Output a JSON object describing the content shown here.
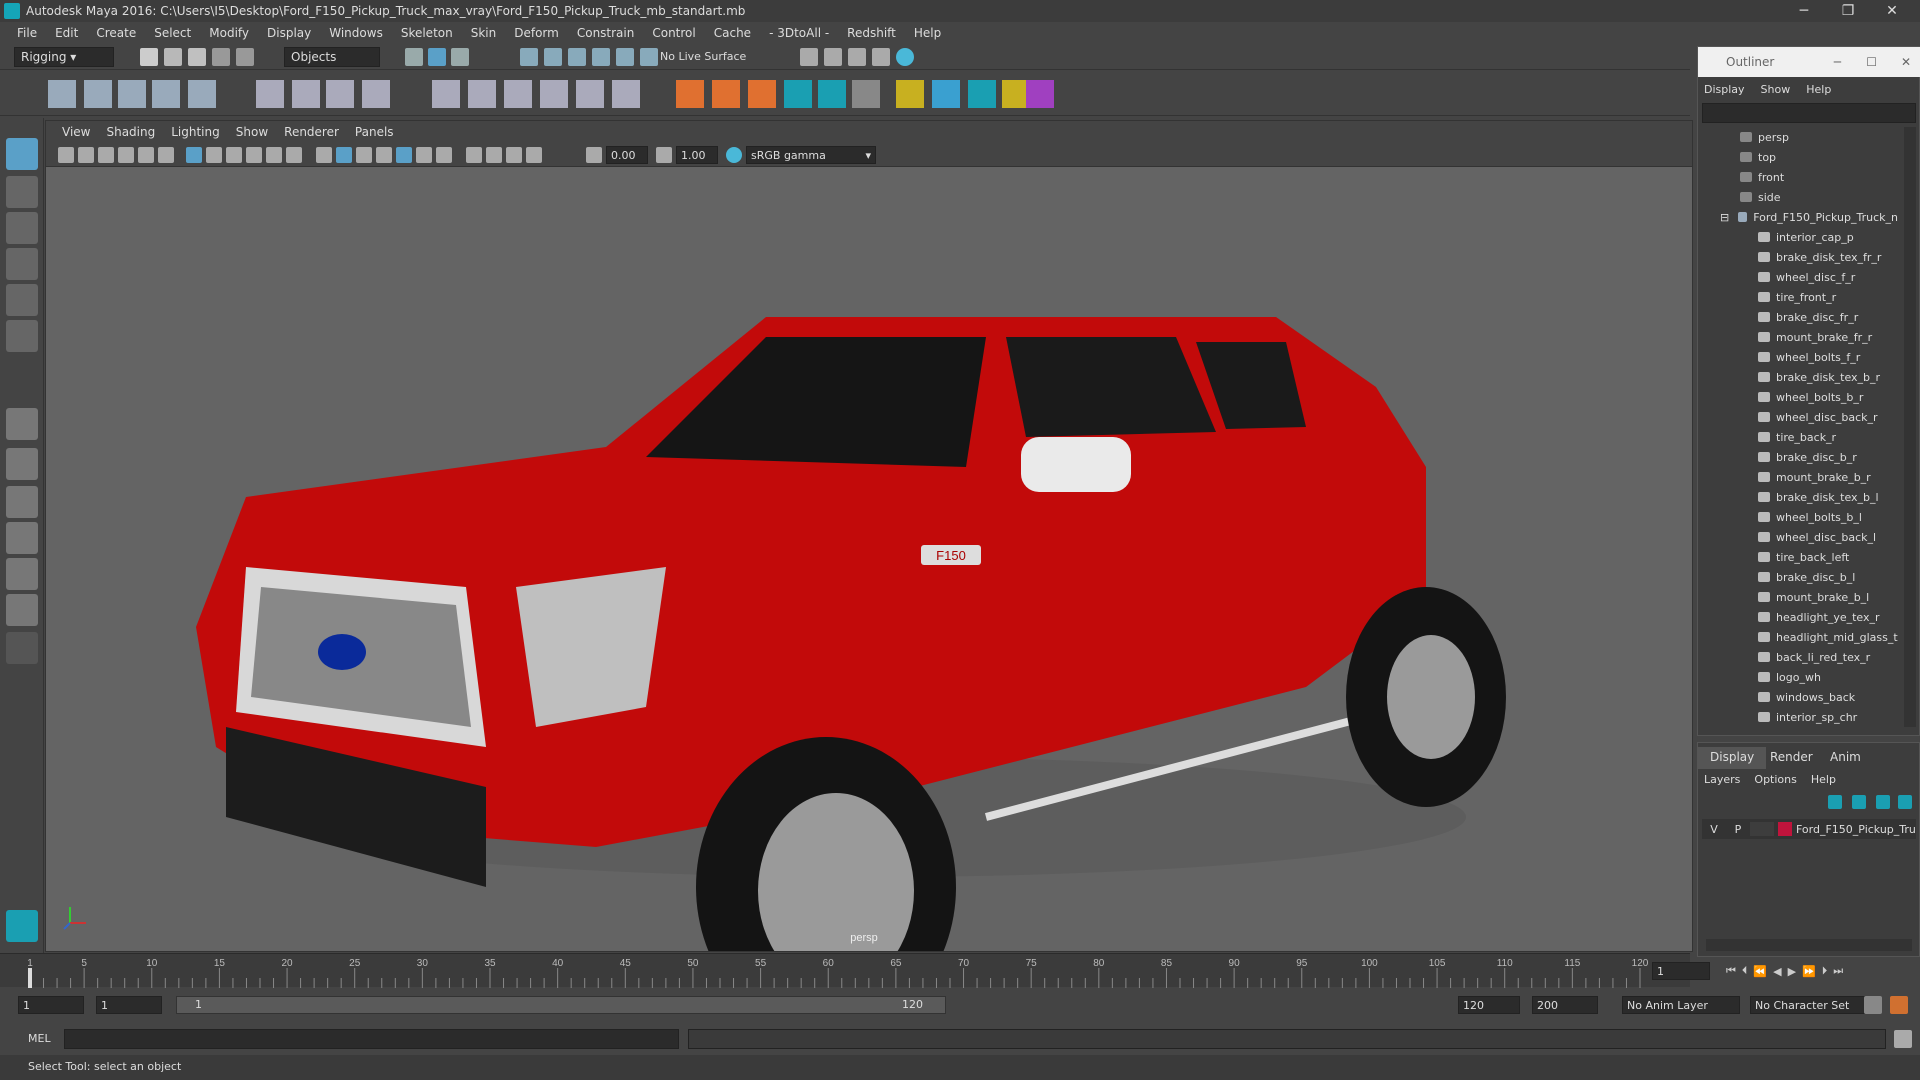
{
  "app": {
    "title": "Autodesk Maya 2016: C:\\Users\\I5\\Desktop\\Ford_F150_Pickup_Truck_max_vray\\Ford_F150_Pickup_Truck_mb_standart.mb"
  },
  "menu": [
    "File",
    "Edit",
    "Create",
    "Select",
    "Modify",
    "Display",
    "Windows",
    "Skeleton",
    "Skin",
    "Deform",
    "Constrain",
    "Control",
    "Cache",
    "- 3DtoAll -",
    "Redshift",
    "Help"
  ],
  "status": {
    "mode": "Rigging",
    "select_mode": "Objects",
    "live_surface": "No Live Surface"
  },
  "viewport": {
    "menu": [
      "View",
      "Shading",
      "Lighting",
      "Show",
      "Renderer",
      "Panels"
    ],
    "near": "0.00",
    "far": "1.00",
    "color_space": "sRGB gamma",
    "camera_label": "persp",
    "badge_text": "F150"
  },
  "outliner": {
    "title": "Outliner",
    "menu": [
      "Display",
      "Show",
      "Help"
    ],
    "cameras": [
      "persp",
      "top",
      "front",
      "side"
    ],
    "root": "Ford_F150_Pickup_Truck_n",
    "children": [
      "interior_cap_p",
      "brake_disk_tex_fr_r",
      "wheel_disc_f_r",
      "tire_front_r",
      "brake_disc_fr_r",
      "mount_brake_fr_r",
      "wheel_bolts_f_r",
      "brake_disk_tex_b_r",
      "wheel_bolts_b_r",
      "wheel_disc_back_r",
      "tire_back_r",
      "brake_disc_b_r",
      "mount_brake_b_r",
      "brake_disk_tex_b_l",
      "wheel_bolts_b_l",
      "wheel_disc_back_l",
      "tire_back_left",
      "brake_disc_b_l",
      "mount_brake_b_l",
      "headlight_ye_tex_r",
      "headlight_mid_glass_t",
      "back_li_red_tex_r",
      "logo_wh",
      "windows_back",
      "interior_sp_chr"
    ]
  },
  "layers": {
    "tabs": [
      "Display",
      "Render",
      "Anim"
    ],
    "menu": [
      "Layers",
      "Options",
      "Help"
    ],
    "layer": {
      "v": "V",
      "p": "P",
      "name": "Ford_F150_Pickup_Tru",
      "color": "#c0143c"
    }
  },
  "timeline": {
    "ticks": [
      "1",
      "5",
      "10",
      "15",
      "20",
      "25",
      "30",
      "35",
      "40",
      "45",
      "50",
      "55",
      "60",
      "65",
      "70",
      "75",
      "80",
      "85",
      "90",
      "95",
      "100",
      "105",
      "110",
      "115",
      "120"
    ],
    "current": "1"
  },
  "range": {
    "start": "1",
    "start2": "1",
    "slider_start": "1",
    "slider_end": "120",
    "end": "120",
    "end2": "200",
    "anim_layer": "No Anim Layer",
    "char_set": "No Character Set"
  },
  "cmd": {
    "label": "MEL"
  },
  "help": "Select Tool: select an object",
  "colors": {
    "truck": "#d40a0a",
    "accent": "#15a5b8"
  }
}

══════

- Job: Repeat every record precisely. Any picture among them stays out of the copy.

- Worked solution:
Output a JSON object describing the content shown here.
{
  "app": {
    "title": "Autodesk Maya 2016: C:\\Users\\I5\\Desktop\\Ford_F150_Pickup_Truck_max_vray\\Ford_F150_Pickup_Truck_mb_standart.mb"
  },
  "menu": [
    "File",
    "Edit",
    "Create",
    "Select",
    "Modify",
    "Display",
    "Windows",
    "Skeleton",
    "Skin",
    "Deform",
    "Constrain",
    "Control",
    "Cache",
    "- 3DtoAll -",
    "Redshift",
    "Help"
  ],
  "status": {
    "mode": "Rigging",
    "select_mode": "Objects",
    "live_surface": "No Live Surface"
  },
  "viewport": {
    "menu": [
      "View",
      "Shading",
      "Lighting",
      "Show",
      "Renderer",
      "Panels"
    ],
    "near": "0.00",
    "far": "1.00",
    "color_space": "sRGB gamma",
    "camera_label": "persp",
    "badge_text": "F150"
  },
  "outliner": {
    "title": "Outliner",
    "menu": [
      "Display",
      "Show",
      "Help"
    ],
    "cameras": [
      "persp",
      "top",
      "front",
      "side"
    ],
    "root": "Ford_F150_Pickup_Truck_n",
    "children": [
      "interior_cap_p",
      "brake_disk_tex_fr_r",
      "wheel_disc_f_r",
      "tire_front_r",
      "brake_disc_fr_r",
      "mount_brake_fr_r",
      "wheel_bolts_f_r",
      "brake_disk_tex_b_r",
      "wheel_bolts_b_r",
      "wheel_disc_back_r",
      "tire_back_r",
      "brake_disc_b_r",
      "mount_brake_b_r",
      "brake_disk_tex_b_l",
      "wheel_bolts_b_l",
      "wheel_disc_back_l",
      "tire_back_left",
      "brake_disc_b_l",
      "mount_brake_b_l",
      "headlight_ye_tex_r",
      "headlight_mid_glass_t",
      "back_li_red_tex_r",
      "logo_wh",
      "windows_back",
      "interior_sp_chr"
    ]
  },
  "layers": {
    "tabs": [
      "Display",
      "Render",
      "Anim"
    ],
    "menu": [
      "Layers",
      "Options",
      "Help"
    ],
    "layer": {
      "v": "V",
      "p": "P",
      "name": "Ford_F150_Pickup_Tru",
      "color": "#c0143c"
    }
  },
  "timeline": {
    "ticks": [
      "1",
      "5",
      "10",
      "15",
      "20",
      "25",
      "30",
      "35",
      "40",
      "45",
      "50",
      "55",
      "60",
      "65",
      "70",
      "75",
      "80",
      "85",
      "90",
      "95",
      "100",
      "105",
      "110",
      "115",
      "120"
    ],
    "current": "1"
  },
  "range": {
    "start": "1",
    "start2": "1",
    "slider_start": "1",
    "slider_end": "120",
    "end": "120",
    "end2": "200",
    "anim_layer": "No Anim Layer",
    "char_set": "No Character Set"
  },
  "cmd": {
    "label": "MEL"
  },
  "help": "Select Tool: select an object",
  "colors": {
    "truck": "#d40a0a",
    "accent": "#15a5b8"
  }
}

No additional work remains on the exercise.